### SHORT EXERCISE
Search the records for "into". Copy every line where it appears.

* * *

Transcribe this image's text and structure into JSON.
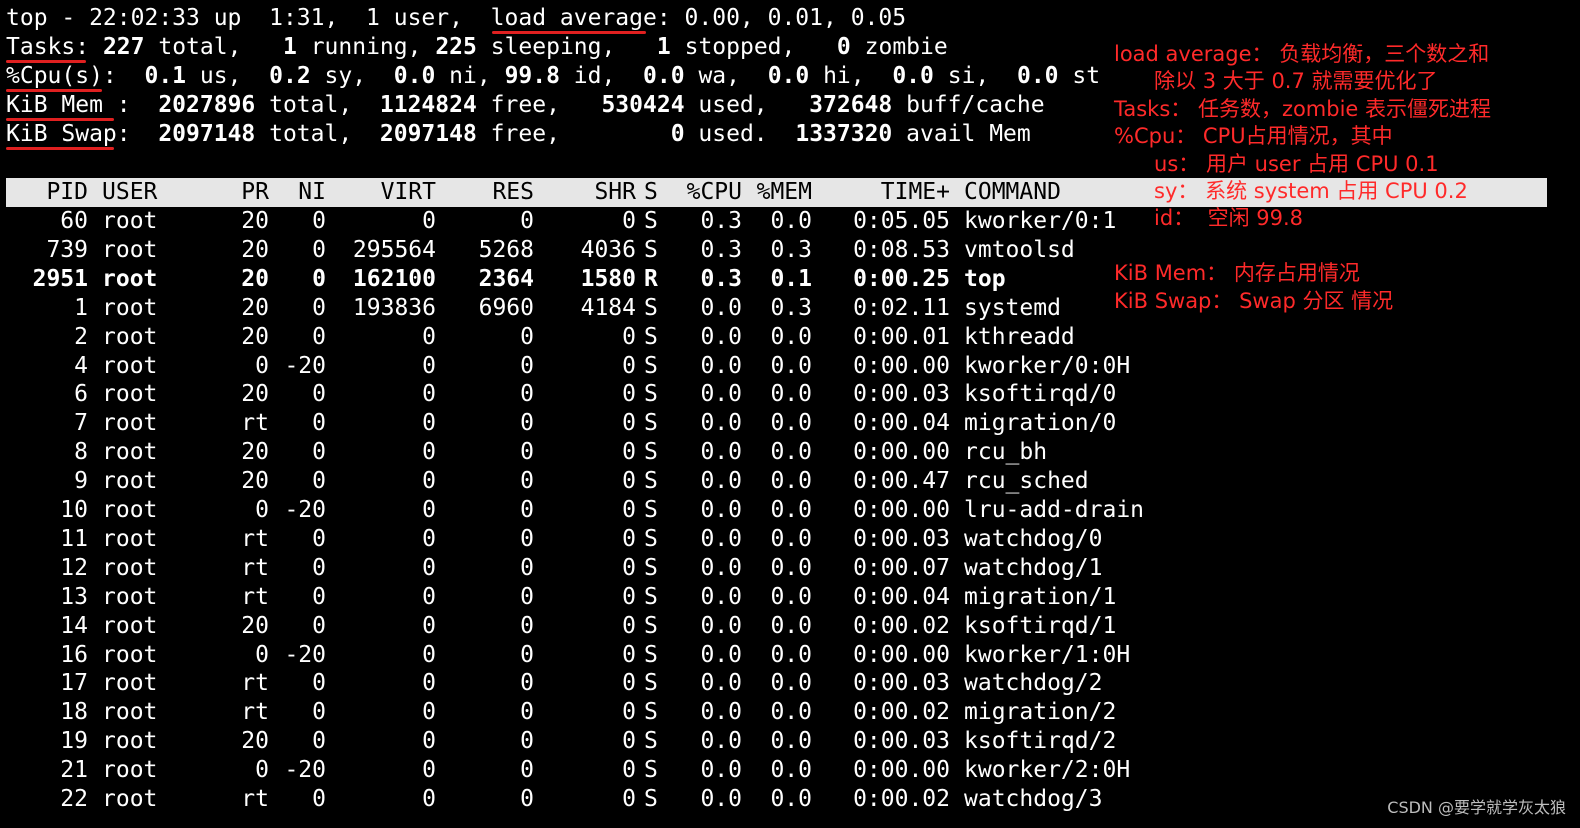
{
  "summary": {
    "line1_a": "top - 22:02:33 up  1:31,  1 user,  ",
    "line1_b": "load average",
    "line1_c": ": 0.00, 0.01, 0.05",
    "tasks_label": "Tasks:",
    "tasks_total": "227",
    "tasks_total_lbl": " total,   ",
    "tasks_running": "1",
    "tasks_running_lbl": " running, ",
    "tasks_sleeping": "225",
    "tasks_sleeping_lbl": " sleeping,   ",
    "tasks_stopped": "1",
    "tasks_stopped_lbl": " stopped,   ",
    "tasks_zombie": "0",
    "tasks_zombie_lbl": " zombie",
    "cpu_label": "%Cpu(s):",
    "cpu_us": "0.1",
    "cpu_us_lbl": " us,  ",
    "cpu_sy": "0.2",
    "cpu_sy_lbl": " sy,  ",
    "cpu_ni": "0.0",
    "cpu_ni_lbl": " ni, ",
    "cpu_id": "99.8",
    "cpu_id_lbl": " id,  ",
    "cpu_wa": "0.0",
    "cpu_wa_lbl": " wa,  ",
    "cpu_hi": "0.0",
    "cpu_hi_lbl": " hi,  ",
    "cpu_si": "0.0",
    "cpu_si_lbl": " si,  ",
    "cpu_st": "0.0",
    "cpu_st_lbl": " st",
    "mem_label": "KiB Mem :",
    "mem_total": "2027896",
    "mem_total_lbl": " total,  ",
    "mem_free": "1124824",
    "mem_free_lbl": " free,   ",
    "mem_used": "530424",
    "mem_used_lbl": " used,   ",
    "mem_buff": "372648",
    "mem_buff_lbl": " buff/cache",
    "swap_label": "KiB Swap:",
    "swap_total": "2097148",
    "swap_total_lbl": " total,  ",
    "swap_free": "2097148",
    "swap_free_lbl": " free,        ",
    "swap_used": "0",
    "swap_used_lbl": " used.  ",
    "swap_avail": "1337320",
    "swap_avail_lbl": " avail Mem"
  },
  "columns": [
    "PID",
    "USER",
    "PR",
    "NI",
    "VIRT",
    "RES",
    "SHR",
    "S",
    "%CPU",
    "%MEM",
    "TIME+",
    "COMMAND"
  ],
  "processes": [
    [
      "60",
      "root",
      "20",
      "0",
      "0",
      "0",
      "0",
      "S",
      "0.3",
      "0.0",
      "0:05.05",
      "kworker/0:1"
    ],
    [
      "739",
      "root",
      "20",
      "0",
      "295564",
      "5268",
      "4036",
      "S",
      "0.3",
      "0.3",
      "0:08.53",
      "vmtoolsd"
    ],
    [
      "2951",
      "root",
      "20",
      "0",
      "162100",
      "2364",
      "1580",
      "R",
      "0.3",
      "0.1",
      "0:00.25",
      "top"
    ],
    [
      "1",
      "root",
      "20",
      "0",
      "193836",
      "6960",
      "4184",
      "S",
      "0.0",
      "0.3",
      "0:02.11",
      "systemd"
    ],
    [
      "2",
      "root",
      "20",
      "0",
      "0",
      "0",
      "0",
      "S",
      "0.0",
      "0.0",
      "0:00.01",
      "kthreadd"
    ],
    [
      "4",
      "root",
      "0",
      "-20",
      "0",
      "0",
      "0",
      "S",
      "0.0",
      "0.0",
      "0:00.00",
      "kworker/0:0H"
    ],
    [
      "6",
      "root",
      "20",
      "0",
      "0",
      "0",
      "0",
      "S",
      "0.0",
      "0.0",
      "0:00.03",
      "ksoftirqd/0"
    ],
    [
      "7",
      "root",
      "rt",
      "0",
      "0",
      "0",
      "0",
      "S",
      "0.0",
      "0.0",
      "0:00.04",
      "migration/0"
    ],
    [
      "8",
      "root",
      "20",
      "0",
      "0",
      "0",
      "0",
      "S",
      "0.0",
      "0.0",
      "0:00.00",
      "rcu_bh"
    ],
    [
      "9",
      "root",
      "20",
      "0",
      "0",
      "0",
      "0",
      "S",
      "0.0",
      "0.0",
      "0:00.47",
      "rcu_sched"
    ],
    [
      "10",
      "root",
      "0",
      "-20",
      "0",
      "0",
      "0",
      "S",
      "0.0",
      "0.0",
      "0:00.00",
      "lru-add-drain"
    ],
    [
      "11",
      "root",
      "rt",
      "0",
      "0",
      "0",
      "0",
      "S",
      "0.0",
      "0.0",
      "0:00.03",
      "watchdog/0"
    ],
    [
      "12",
      "root",
      "rt",
      "0",
      "0",
      "0",
      "0",
      "S",
      "0.0",
      "0.0",
      "0:00.07",
      "watchdog/1"
    ],
    [
      "13",
      "root",
      "rt",
      "0",
      "0",
      "0",
      "0",
      "S",
      "0.0",
      "0.0",
      "0:00.04",
      "migration/1"
    ],
    [
      "14",
      "root",
      "20",
      "0",
      "0",
      "0",
      "0",
      "S",
      "0.0",
      "0.0",
      "0:00.02",
      "ksoftirqd/1"
    ],
    [
      "16",
      "root",
      "0",
      "-20",
      "0",
      "0",
      "0",
      "S",
      "0.0",
      "0.0",
      "0:00.00",
      "kworker/1:0H"
    ],
    [
      "17",
      "root",
      "rt",
      "0",
      "0",
      "0",
      "0",
      "S",
      "0.0",
      "0.0",
      "0:00.03",
      "watchdog/2"
    ],
    [
      "18",
      "root",
      "rt",
      "0",
      "0",
      "0",
      "0",
      "S",
      "0.0",
      "0.0",
      "0:00.02",
      "migration/2"
    ],
    [
      "19",
      "root",
      "20",
      "0",
      "0",
      "0",
      "0",
      "S",
      "0.0",
      "0.0",
      "0:00.03",
      "ksoftirqd/2"
    ],
    [
      "21",
      "root",
      "0",
      "-20",
      "0",
      "0",
      "0",
      "S",
      "0.0",
      "0.0",
      "0:00.00",
      "kworker/2:0H"
    ],
    [
      "22",
      "root",
      "rt",
      "0",
      "0",
      "0",
      "0",
      "S",
      "0.0",
      "0.0",
      "0:00.02",
      "watchdog/3"
    ]
  ],
  "bold_pid": "2951",
  "annotations": [
    "load average： 负载均衡，三个数之和",
    "      除以 3 大于 0.7 就需要优化了",
    "Tasks： 任务数，zombie 表示僵死进程",
    "%Cpu： CPU占用情况，其中",
    "      us： 用户 user 占用 CPU 0.1",
    "      sy： 系统 system 占用 CPU 0.2",
    "      id：  空闲 99.8",
    "KiB Mem： 内存占用情况",
    "KiB Swap： Swap 分区 情况"
  ],
  "watermark": "CSDN @要学就学灰太狼",
  "colors": {
    "annotation": "#ff2a2a",
    "header_bar": "#e6e6e6",
    "underline": "#e02020"
  }
}
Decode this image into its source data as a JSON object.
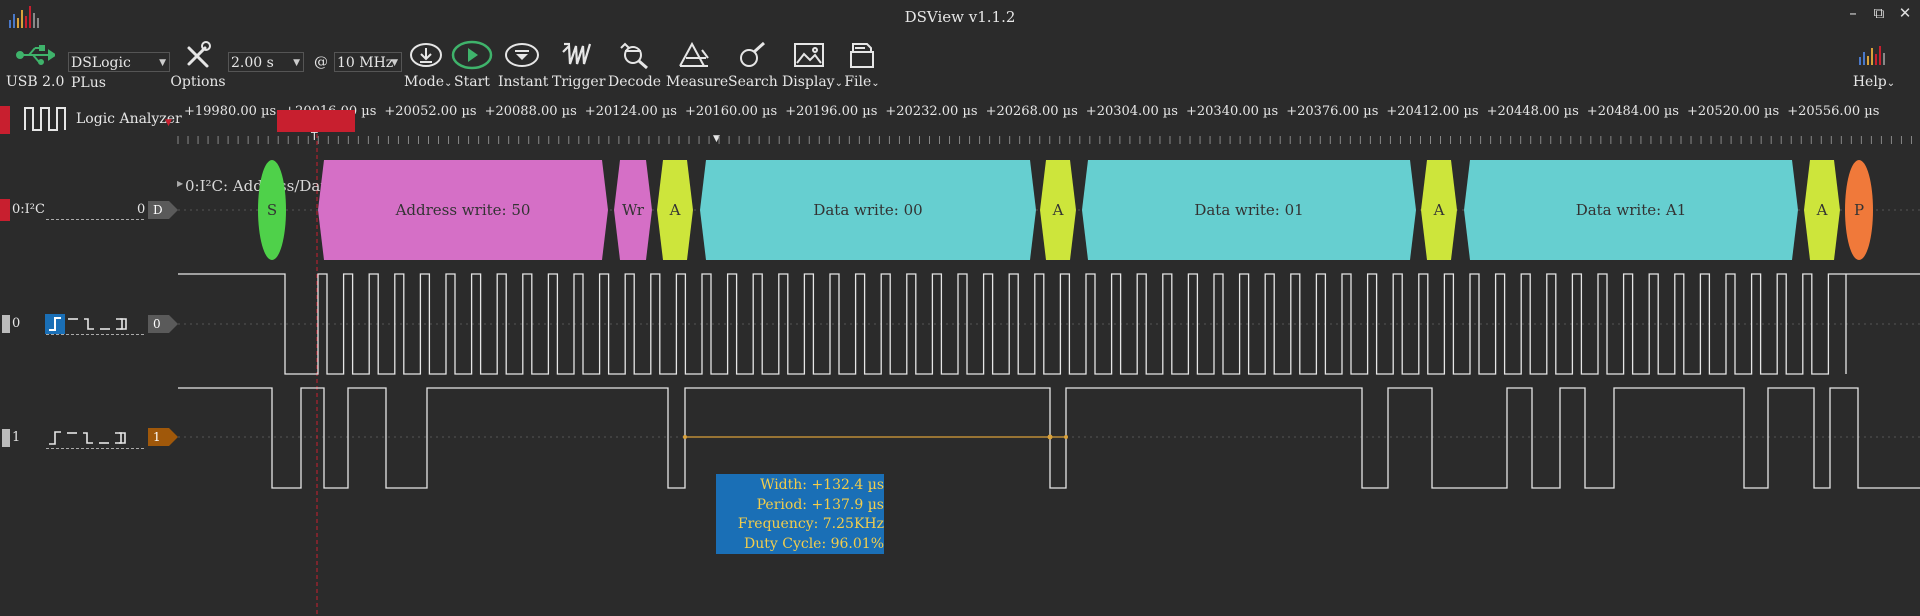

* * *

### PROBLEM SOLUTION
Transcribe this image's text and structure into JSON.
Decode this image into its source data as a JSON object.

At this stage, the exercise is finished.